BRIEF
Extract every line that includes the string "minmax".

Dataset entries on figures
_____
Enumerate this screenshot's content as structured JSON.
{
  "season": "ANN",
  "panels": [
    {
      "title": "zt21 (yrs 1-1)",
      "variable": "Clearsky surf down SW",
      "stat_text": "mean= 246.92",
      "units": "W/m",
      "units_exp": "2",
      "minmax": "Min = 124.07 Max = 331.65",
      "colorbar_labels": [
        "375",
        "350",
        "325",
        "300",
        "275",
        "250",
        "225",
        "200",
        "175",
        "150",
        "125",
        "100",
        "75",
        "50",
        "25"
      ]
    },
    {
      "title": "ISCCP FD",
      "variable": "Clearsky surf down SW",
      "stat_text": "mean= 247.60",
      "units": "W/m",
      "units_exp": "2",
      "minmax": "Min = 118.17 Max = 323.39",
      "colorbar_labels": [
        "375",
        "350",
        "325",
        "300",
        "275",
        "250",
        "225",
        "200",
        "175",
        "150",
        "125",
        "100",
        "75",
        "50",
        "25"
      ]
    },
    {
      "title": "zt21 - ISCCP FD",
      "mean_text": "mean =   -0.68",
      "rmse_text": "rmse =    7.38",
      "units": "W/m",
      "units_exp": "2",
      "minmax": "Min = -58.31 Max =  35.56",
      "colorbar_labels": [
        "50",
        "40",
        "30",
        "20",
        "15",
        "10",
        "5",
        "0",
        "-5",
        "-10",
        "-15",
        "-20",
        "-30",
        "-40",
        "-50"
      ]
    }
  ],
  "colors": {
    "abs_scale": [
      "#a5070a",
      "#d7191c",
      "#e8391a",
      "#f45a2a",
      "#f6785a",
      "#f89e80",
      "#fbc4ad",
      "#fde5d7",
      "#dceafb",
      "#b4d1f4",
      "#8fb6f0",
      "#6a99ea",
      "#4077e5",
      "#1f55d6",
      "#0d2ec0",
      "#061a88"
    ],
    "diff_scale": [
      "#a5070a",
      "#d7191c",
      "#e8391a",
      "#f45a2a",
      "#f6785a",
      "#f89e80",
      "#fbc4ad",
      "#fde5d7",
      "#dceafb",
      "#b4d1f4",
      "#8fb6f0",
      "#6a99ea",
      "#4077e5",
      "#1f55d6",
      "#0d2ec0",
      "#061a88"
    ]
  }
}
_____
FULL ANSWER
      "minmax": "Min = 124.07 Max = 331.65",
      "minmax": "Min = 118.17 Max = 323.39",
      "minmax": "Min = -58.31 Max =  35.56",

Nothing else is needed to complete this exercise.